## What you need to do
Within the records that follow, find every line containing the string "picked". Copy those lines.

## Extracted data
★ ★ ★
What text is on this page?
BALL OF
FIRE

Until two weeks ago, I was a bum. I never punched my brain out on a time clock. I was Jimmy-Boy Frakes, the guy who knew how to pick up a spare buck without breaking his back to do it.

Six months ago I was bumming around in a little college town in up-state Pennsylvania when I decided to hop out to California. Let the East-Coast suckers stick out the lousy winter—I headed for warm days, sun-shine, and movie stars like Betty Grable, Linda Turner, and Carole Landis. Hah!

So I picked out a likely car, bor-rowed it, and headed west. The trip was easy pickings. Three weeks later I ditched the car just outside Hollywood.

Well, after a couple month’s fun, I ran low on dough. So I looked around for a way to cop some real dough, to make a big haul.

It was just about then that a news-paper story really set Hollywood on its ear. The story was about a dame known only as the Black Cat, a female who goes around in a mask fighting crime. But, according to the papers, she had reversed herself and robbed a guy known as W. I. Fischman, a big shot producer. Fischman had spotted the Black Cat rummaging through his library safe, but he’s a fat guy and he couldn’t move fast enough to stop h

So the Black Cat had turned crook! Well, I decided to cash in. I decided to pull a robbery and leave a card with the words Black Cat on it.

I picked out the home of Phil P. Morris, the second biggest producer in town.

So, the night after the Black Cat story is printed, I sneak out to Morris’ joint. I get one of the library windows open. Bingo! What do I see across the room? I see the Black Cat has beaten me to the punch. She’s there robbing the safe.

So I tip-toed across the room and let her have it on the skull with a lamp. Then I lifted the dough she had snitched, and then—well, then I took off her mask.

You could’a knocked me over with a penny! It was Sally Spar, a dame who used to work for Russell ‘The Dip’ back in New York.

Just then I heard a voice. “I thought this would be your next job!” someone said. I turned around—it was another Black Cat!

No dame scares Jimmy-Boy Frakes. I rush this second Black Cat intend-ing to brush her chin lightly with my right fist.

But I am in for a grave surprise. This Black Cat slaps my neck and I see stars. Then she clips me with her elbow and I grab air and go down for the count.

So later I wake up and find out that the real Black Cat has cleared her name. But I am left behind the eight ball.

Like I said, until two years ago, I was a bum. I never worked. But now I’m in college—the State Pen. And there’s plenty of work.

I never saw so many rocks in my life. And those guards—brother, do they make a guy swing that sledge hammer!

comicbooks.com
★ ★ ★
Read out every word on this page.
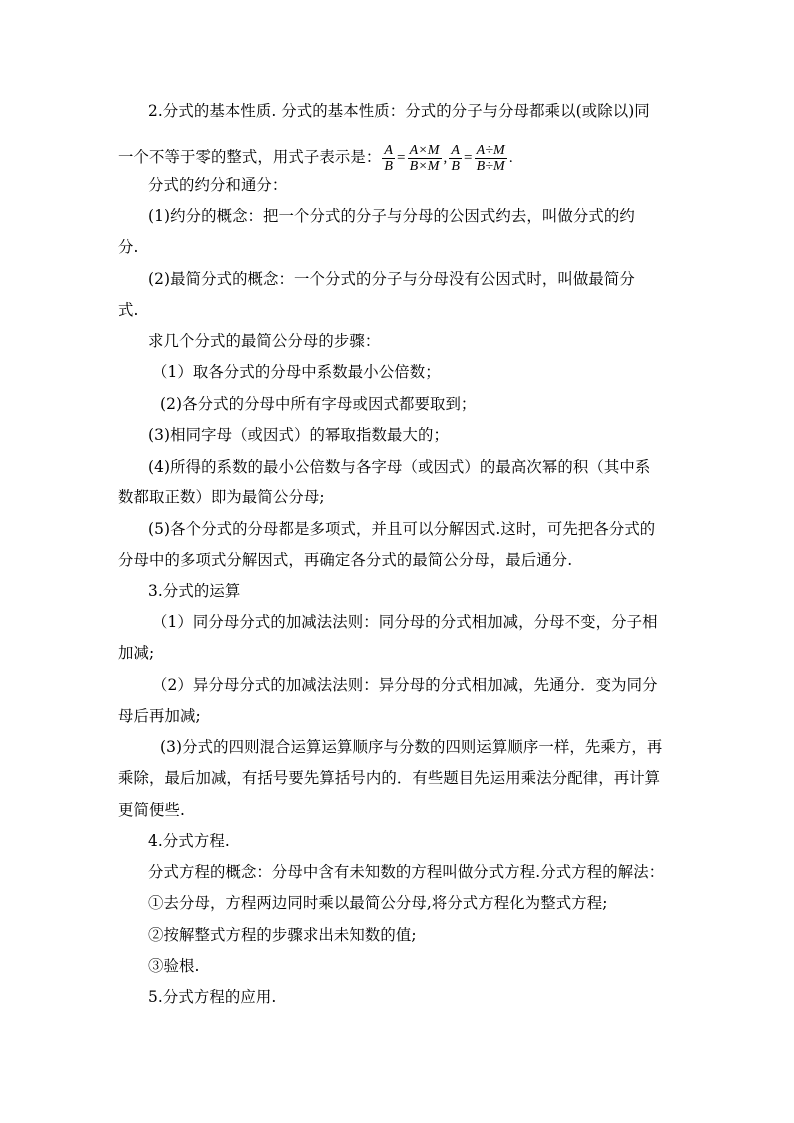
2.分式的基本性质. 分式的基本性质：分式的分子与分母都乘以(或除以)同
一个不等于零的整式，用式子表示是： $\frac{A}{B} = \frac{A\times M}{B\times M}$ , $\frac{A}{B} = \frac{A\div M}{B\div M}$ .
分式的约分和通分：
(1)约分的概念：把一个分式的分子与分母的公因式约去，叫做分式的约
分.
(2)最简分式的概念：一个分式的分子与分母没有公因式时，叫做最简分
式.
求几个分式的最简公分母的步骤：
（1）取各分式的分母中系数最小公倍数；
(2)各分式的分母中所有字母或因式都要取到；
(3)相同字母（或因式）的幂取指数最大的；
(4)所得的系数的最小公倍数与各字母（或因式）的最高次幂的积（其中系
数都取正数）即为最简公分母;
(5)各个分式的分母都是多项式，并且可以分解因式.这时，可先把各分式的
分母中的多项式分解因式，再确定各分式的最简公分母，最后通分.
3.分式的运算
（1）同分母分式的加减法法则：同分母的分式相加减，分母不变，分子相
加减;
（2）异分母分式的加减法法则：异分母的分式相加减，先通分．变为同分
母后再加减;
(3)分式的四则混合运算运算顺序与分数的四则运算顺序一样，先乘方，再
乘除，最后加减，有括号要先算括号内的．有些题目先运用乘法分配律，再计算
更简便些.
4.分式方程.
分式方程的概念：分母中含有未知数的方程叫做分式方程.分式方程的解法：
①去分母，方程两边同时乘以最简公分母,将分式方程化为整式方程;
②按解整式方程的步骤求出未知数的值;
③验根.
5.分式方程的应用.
★ ★ ★
## Solution
So I picked out a likely car, bor-rowed it, and headed west. The trip was easy pickings. Three weeks later I ditched the car just outside Hollywood.
I picked out the home of Phil P. Morris, the second biggest producer in town.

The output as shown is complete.